— START OF ITEMS —

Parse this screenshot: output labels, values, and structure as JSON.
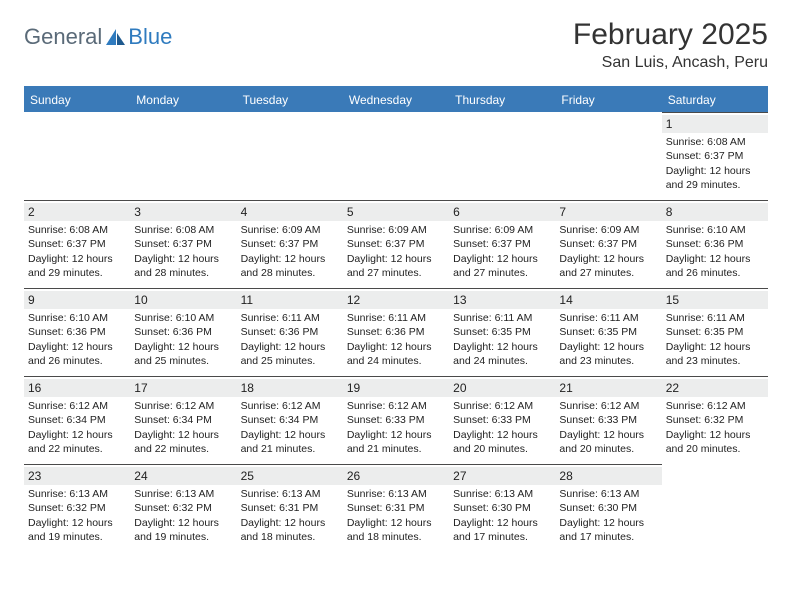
{
  "logo": {
    "text1": "General",
    "text2": "Blue"
  },
  "title": "February 2025",
  "location": "San Luis, Ancash, Peru",
  "colors": {
    "header_bg": "#3a7ab8",
    "header_text": "#ffffff",
    "daynum_bg": "#eceded",
    "cell_border": "#4a4a4a",
    "logo_general": "#5a6a78",
    "logo_blue": "#2f7bbf"
  },
  "weekdays": [
    "Sunday",
    "Monday",
    "Tuesday",
    "Wednesday",
    "Thursday",
    "Friday",
    "Saturday"
  ],
  "leading_blanks": 6,
  "days": [
    {
      "n": 1,
      "sunrise": "6:08 AM",
      "sunset": "6:37 PM",
      "daylight": "12 hours and 29 minutes."
    },
    {
      "n": 2,
      "sunrise": "6:08 AM",
      "sunset": "6:37 PM",
      "daylight": "12 hours and 29 minutes."
    },
    {
      "n": 3,
      "sunrise": "6:08 AM",
      "sunset": "6:37 PM",
      "daylight": "12 hours and 28 minutes."
    },
    {
      "n": 4,
      "sunrise": "6:09 AM",
      "sunset": "6:37 PM",
      "daylight": "12 hours and 28 minutes."
    },
    {
      "n": 5,
      "sunrise": "6:09 AM",
      "sunset": "6:37 PM",
      "daylight": "12 hours and 27 minutes."
    },
    {
      "n": 6,
      "sunrise": "6:09 AM",
      "sunset": "6:37 PM",
      "daylight": "12 hours and 27 minutes."
    },
    {
      "n": 7,
      "sunrise": "6:09 AM",
      "sunset": "6:37 PM",
      "daylight": "12 hours and 27 minutes."
    },
    {
      "n": 8,
      "sunrise": "6:10 AM",
      "sunset": "6:36 PM",
      "daylight": "12 hours and 26 minutes."
    },
    {
      "n": 9,
      "sunrise": "6:10 AM",
      "sunset": "6:36 PM",
      "daylight": "12 hours and 26 minutes."
    },
    {
      "n": 10,
      "sunrise": "6:10 AM",
      "sunset": "6:36 PM",
      "daylight": "12 hours and 25 minutes."
    },
    {
      "n": 11,
      "sunrise": "6:11 AM",
      "sunset": "6:36 PM",
      "daylight": "12 hours and 25 minutes."
    },
    {
      "n": 12,
      "sunrise": "6:11 AM",
      "sunset": "6:36 PM",
      "daylight": "12 hours and 24 minutes."
    },
    {
      "n": 13,
      "sunrise": "6:11 AM",
      "sunset": "6:35 PM",
      "daylight": "12 hours and 24 minutes."
    },
    {
      "n": 14,
      "sunrise": "6:11 AM",
      "sunset": "6:35 PM",
      "daylight": "12 hours and 23 minutes."
    },
    {
      "n": 15,
      "sunrise": "6:11 AM",
      "sunset": "6:35 PM",
      "daylight": "12 hours and 23 minutes."
    },
    {
      "n": 16,
      "sunrise": "6:12 AM",
      "sunset": "6:34 PM",
      "daylight": "12 hours and 22 minutes."
    },
    {
      "n": 17,
      "sunrise": "6:12 AM",
      "sunset": "6:34 PM",
      "daylight": "12 hours and 22 minutes."
    },
    {
      "n": 18,
      "sunrise": "6:12 AM",
      "sunset": "6:34 PM",
      "daylight": "12 hours and 21 minutes."
    },
    {
      "n": 19,
      "sunrise": "6:12 AM",
      "sunset": "6:33 PM",
      "daylight": "12 hours and 21 minutes."
    },
    {
      "n": 20,
      "sunrise": "6:12 AM",
      "sunset": "6:33 PM",
      "daylight": "12 hours and 20 minutes."
    },
    {
      "n": 21,
      "sunrise": "6:12 AM",
      "sunset": "6:33 PM",
      "daylight": "12 hours and 20 minutes."
    },
    {
      "n": 22,
      "sunrise": "6:12 AM",
      "sunset": "6:32 PM",
      "daylight": "12 hours and 20 minutes."
    },
    {
      "n": 23,
      "sunrise": "6:13 AM",
      "sunset": "6:32 PM",
      "daylight": "12 hours and 19 minutes."
    },
    {
      "n": 24,
      "sunrise": "6:13 AM",
      "sunset": "6:32 PM",
      "daylight": "12 hours and 19 minutes."
    },
    {
      "n": 25,
      "sunrise": "6:13 AM",
      "sunset": "6:31 PM",
      "daylight": "12 hours and 18 minutes."
    },
    {
      "n": 26,
      "sunrise": "6:13 AM",
      "sunset": "6:31 PM",
      "daylight": "12 hours and 18 minutes."
    },
    {
      "n": 27,
      "sunrise": "6:13 AM",
      "sunset": "6:30 PM",
      "daylight": "12 hours and 17 minutes."
    },
    {
      "n": 28,
      "sunrise": "6:13 AM",
      "sunset": "6:30 PM",
      "daylight": "12 hours and 17 minutes."
    }
  ],
  "labels": {
    "sunrise": "Sunrise:",
    "sunset": "Sunset:",
    "daylight": "Daylight:"
  }
}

— END OF ITEMS —

Look through the material above. Copy each line where the word "labels" appears.

#### EXERCISE RESULT:
Parse this screenshot: output labels, values, and structure as JSON.
  "labels": {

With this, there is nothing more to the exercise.